_Activity_:
Go through the entries below. Copy out every line that contains "todo".

_Data under study_:
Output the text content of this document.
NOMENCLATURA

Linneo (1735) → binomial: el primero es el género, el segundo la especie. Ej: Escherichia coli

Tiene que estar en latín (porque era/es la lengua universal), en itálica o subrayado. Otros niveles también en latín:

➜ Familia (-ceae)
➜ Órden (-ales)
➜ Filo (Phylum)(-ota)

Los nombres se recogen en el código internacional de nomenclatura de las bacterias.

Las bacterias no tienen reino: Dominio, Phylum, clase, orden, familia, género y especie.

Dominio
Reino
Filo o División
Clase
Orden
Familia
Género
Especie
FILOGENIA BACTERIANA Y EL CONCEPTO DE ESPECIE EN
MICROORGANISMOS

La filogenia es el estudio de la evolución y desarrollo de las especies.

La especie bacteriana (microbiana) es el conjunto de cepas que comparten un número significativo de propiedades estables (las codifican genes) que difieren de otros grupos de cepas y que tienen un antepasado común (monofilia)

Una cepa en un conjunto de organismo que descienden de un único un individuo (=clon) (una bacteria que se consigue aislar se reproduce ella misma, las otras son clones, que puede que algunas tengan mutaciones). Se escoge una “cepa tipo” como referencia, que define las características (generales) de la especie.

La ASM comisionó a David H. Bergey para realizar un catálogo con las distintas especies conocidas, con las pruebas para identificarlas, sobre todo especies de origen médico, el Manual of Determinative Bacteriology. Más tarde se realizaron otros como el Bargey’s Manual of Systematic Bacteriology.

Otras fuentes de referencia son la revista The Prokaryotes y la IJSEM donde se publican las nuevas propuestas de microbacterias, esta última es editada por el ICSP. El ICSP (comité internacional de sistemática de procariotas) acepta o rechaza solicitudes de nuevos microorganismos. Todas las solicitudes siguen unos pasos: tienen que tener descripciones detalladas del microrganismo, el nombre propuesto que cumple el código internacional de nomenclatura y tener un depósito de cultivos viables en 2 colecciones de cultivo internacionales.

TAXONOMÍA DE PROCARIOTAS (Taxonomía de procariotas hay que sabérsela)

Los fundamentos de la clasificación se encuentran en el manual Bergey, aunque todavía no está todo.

...

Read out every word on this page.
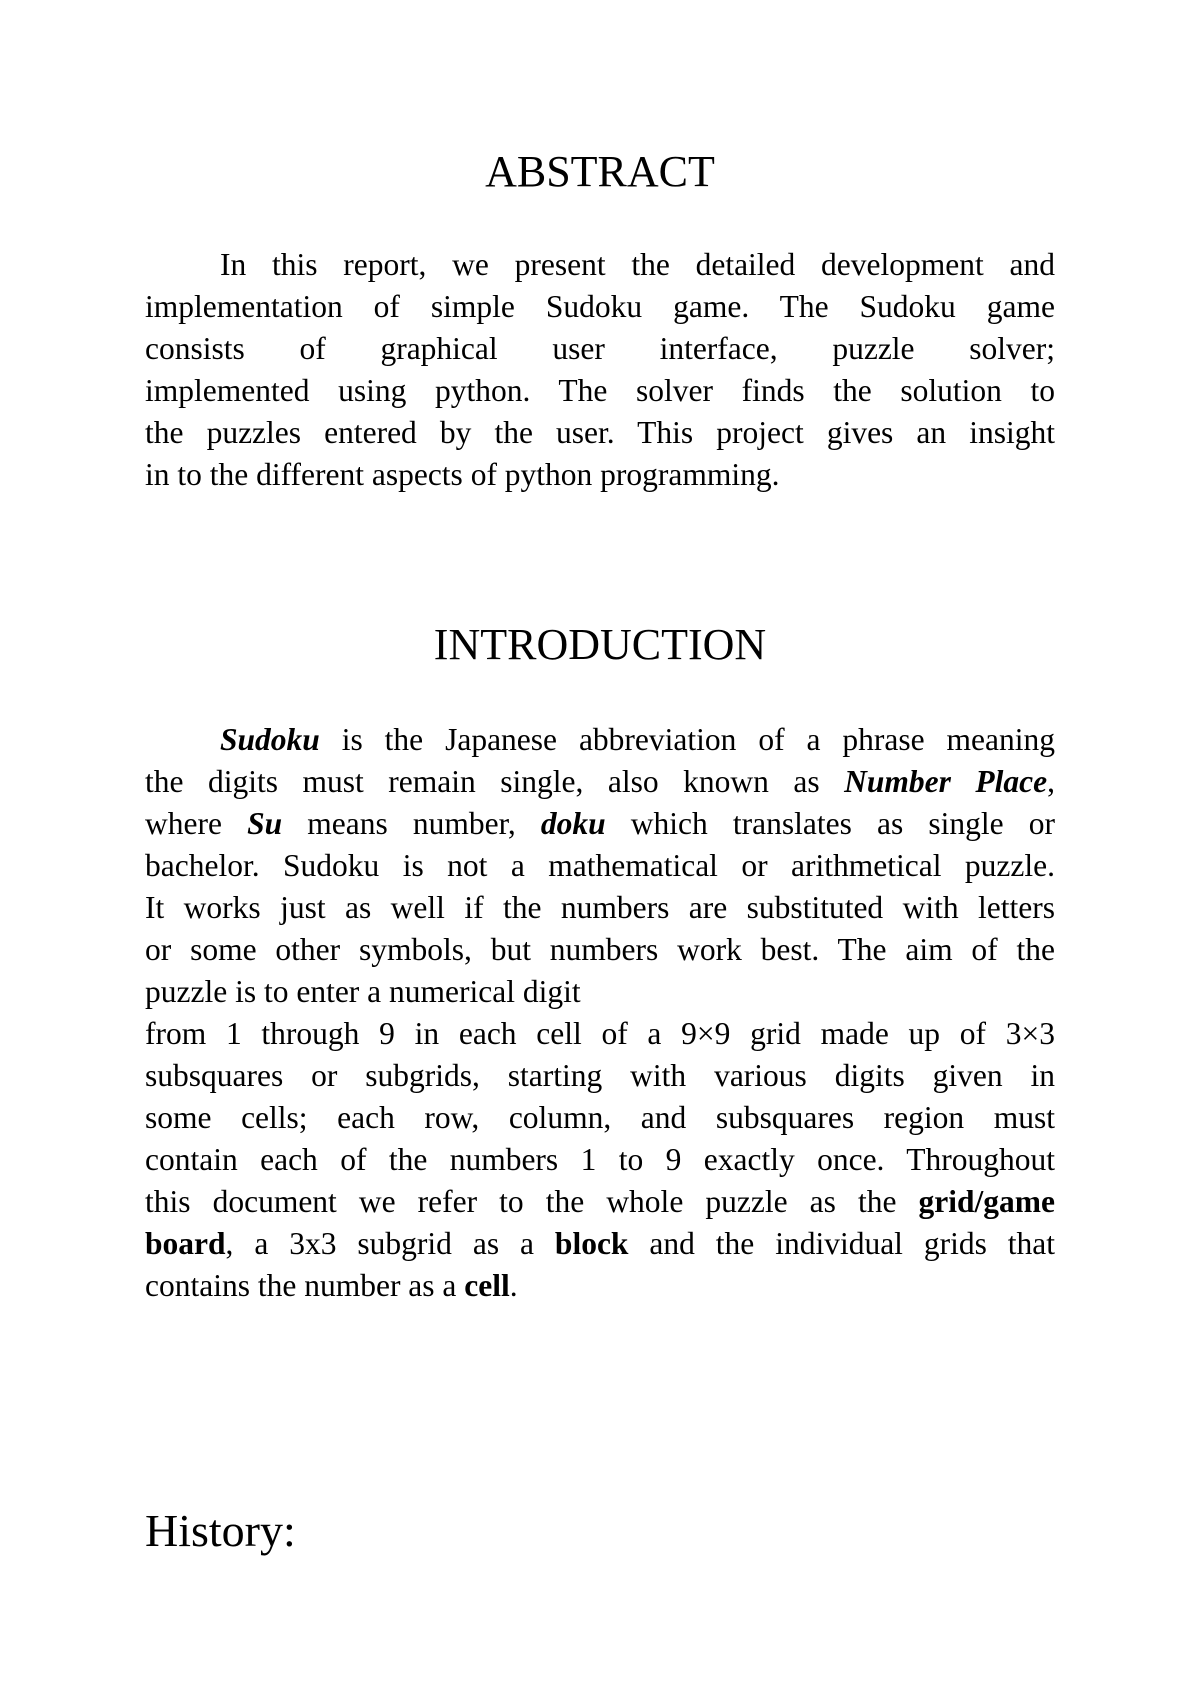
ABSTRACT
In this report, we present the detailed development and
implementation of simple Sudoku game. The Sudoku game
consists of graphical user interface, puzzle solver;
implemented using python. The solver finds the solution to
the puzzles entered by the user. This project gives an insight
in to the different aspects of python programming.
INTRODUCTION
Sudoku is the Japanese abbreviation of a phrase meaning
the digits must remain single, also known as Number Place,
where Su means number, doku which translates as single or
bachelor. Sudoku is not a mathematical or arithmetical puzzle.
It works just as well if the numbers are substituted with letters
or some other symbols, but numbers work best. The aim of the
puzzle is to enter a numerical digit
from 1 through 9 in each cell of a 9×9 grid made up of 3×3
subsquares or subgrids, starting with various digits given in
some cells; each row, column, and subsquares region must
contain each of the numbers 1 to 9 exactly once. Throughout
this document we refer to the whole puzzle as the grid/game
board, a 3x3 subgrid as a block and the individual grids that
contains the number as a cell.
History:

_Exercise result_:
La ASM comisionó a David H. Bergey para realizar un catálogo con las distintas especies conocidas, con las pruebas para identificarlas, sobre todo especies de origen médico, el Manual of Determinative Bacteriology. Más tarde se realizaron otros como el Bargey’s Manual of Systematic Bacteriology.
Los fundamentos de la clasificación se encuentran en el manual Bergey, aunque todavía no está todo.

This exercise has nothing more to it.